(Given instruction) Copy each of the entries below faithfully, setting aside any pictures.

(Given records)
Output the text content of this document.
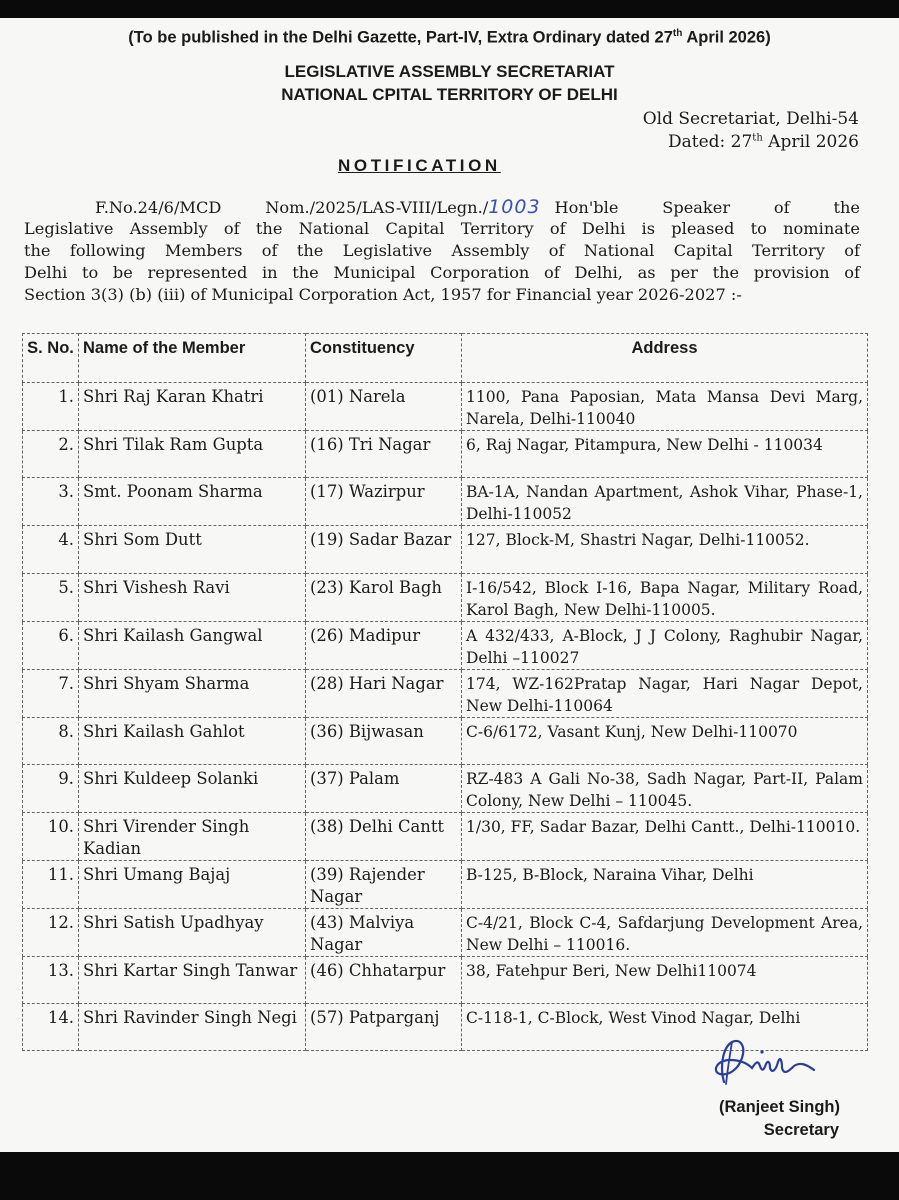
(To be published in the Delhi Gazette, Part-IV, Extra Ordinary dated 27th April 2026)
LEGISLATIVE ASSEMBLY SECRETARIAT
NATIONAL CPITAL TERRITORY OF DELHI
Old Secretariat, Delhi-54
Dated: 27th April 2026
NOTIFICATION
F.No.24/6/MCD Nom./2025/LAS-VIII/Legn./1003 Hon'ble Speaker of the
Legislative Assembly of the National Capital Territory of Delhi is pleased to nominate
the following Members of the Legislative Assembly of National Capital Territory of
Delhi to be represented in the Municipal Corporation of Delhi, as per the provision of
Section 3(3) (b) (iii) of Municipal Corporation Act, 1957 for Financial year 2026-2027 :-
S. No.	Name of the Member	Constituency	Address
1.	Shri Raj Karan Khatri	(01) Narela	1100, Pana Paposian, Mata Mansa Devi Marg, Narela, Delhi-110040
2.	Shri Tilak Ram Gupta	(16) Tri Nagar	6, Raj Nagar, Pitampura, New Delhi - 110034
3.	Smt. Poonam Sharma	(17) Wazirpur	BA-1A, Nandan Apartment, Ashok Vihar, Phase-1, Delhi-110052
4.	Shri Som Dutt	(19) Sadar Bazar	127, Block-M, Shastri Nagar, Delhi-110052.
5.	Shri Vishesh Ravi	(23) Karol Bagh	I-16/542, Block I-16, Bapa Nagar, Military Road, Karol Bagh, New Delhi-110005.
6.	Shri Kailash Gangwal	(26) Madipur	A 432/433, A-Block, J J Colony, Raghubir Nagar, Delhi –110027
7.	Shri Shyam Sharma	(28) Hari Nagar	174, WZ-162Pratap Nagar, Hari Nagar Depot, New Delhi-110064
8.	Shri Kailash Gahlot	(36) Bijwasan	C-6/6172, Vasant Kunj, New Delhi-110070
9.	Shri Kuldeep Solanki	(37) Palam	RZ-483 A Gali No-38, Sadh Nagar, Part-II, Palam Colony, New Delhi – 110045.
10.	Shri Virender Singh Kadian	(38) Delhi Cantt	1/30, FF, Sadar Bazar, Delhi Cantt., Delhi-110010.
11.	Shri Umang Bajaj	(39) Rajender Nagar	B-125, B-Block, Naraina Vihar, Delhi
12.	Shri Satish Upadhyay	(43) Malviya Nagar	C-4/21, Block C-4, Safdarjung Development Area, New Delhi – 110016.
13.	Shri Kartar Singh Tanwar	(46) Chhatarpur	38, Fatehpur Beri, New Delhi110074
14.	Shri Ravinder Singh Negi	(57) Patparganj	C-118-1, C-Block, West Vinod Nagar, Delhi
(Ranjeet Singh)
Secretary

(Written solution)
Output the text content of this document.
(To be published in the Delhi Gazette, Part-IV, Extra Ordinary dated 27th April 2026)
LEGISLATIVE ASSEMBLY SECRETARIAT
NATIONAL CPITAL TERRITORY OF DELHI
Old Secretariat, Delhi-54
Dated: 27th April 2026
NOTIFICATION
F.No.24/6/MCD Nom./2025/LAS-VIII/Legn./1003 Hon'ble Speaker of the
Legislative Assembly of the National Capital Territory of Delhi is pleased to nominate
the following Members of the Legislative Assembly of National Capital Territory of
Delhi to be represented in the Municipal Corporation of Delhi, as per the provision of
Section 3(3) (b) (iii) of Municipal Corporation Act, 1957 for Financial year 2026-2027 :-
S. No.	Name of the Member	Constituency	Address
1.	Shri Raj Karan Khatri	(01) Narela	1100, Pana Paposian, Mata Mansa Devi Marg, Narela, Delhi-110040
2.	Shri Tilak Ram Gupta	(16) Tri Nagar	6, Raj Nagar, Pitampura, New Delhi - 110034
3.	Smt. Poonam Sharma	(17) Wazirpur	BA-1A, Nandan Apartment, Ashok Vihar, Phase-1, Delhi-110052
4.	Shri Som Dutt	(19) Sadar Bazar	127, Block-M, Shastri Nagar, Delhi-110052.
5.	Shri Vishesh Ravi	(23) Karol Bagh	I-16/542, Block I-16, Bapa Nagar, Military Road, Karol Bagh, New Delhi-110005.
6.	Shri Kailash Gangwal	(26) Madipur	A 432/433, A-Block, J J Colony, Raghubir Nagar, Delhi –110027
7.	Shri Shyam Sharma	(28) Hari Nagar	174, WZ-162Pratap Nagar, Hari Nagar Depot, New Delhi-110064
8.	Shri Kailash Gahlot	(36) Bijwasan	C-6/6172, Vasant Kunj, New Delhi-110070
9.	Shri Kuldeep Solanki	(37) Palam	RZ-483 A Gali No-38, Sadh Nagar, Part-II, Palam Colony, New Delhi – 110045.
10.	Shri Virender Singh Kadian	(38) Delhi Cantt	1/30, FF, Sadar Bazar, Delhi Cantt., Delhi-110010.
11.	Shri Umang Bajaj	(39) Rajender Nagar	B-125, B-Block, Naraina Vihar, Delhi
12.	Shri Satish Upadhyay	(43) Malviya Nagar	C-4/21, Block C-4, Safdarjung Development Area, New Delhi – 110016.
13.	Shri Kartar Singh Tanwar	(46) Chhatarpur	38, Fatehpur Beri, New Delhi110074
14.	Shri Ravinder Singh Negi	(57) Patparganj	C-118-1, C-Block, West Vinod Nagar, Delhi
(Ranjeet Singh)
Secretary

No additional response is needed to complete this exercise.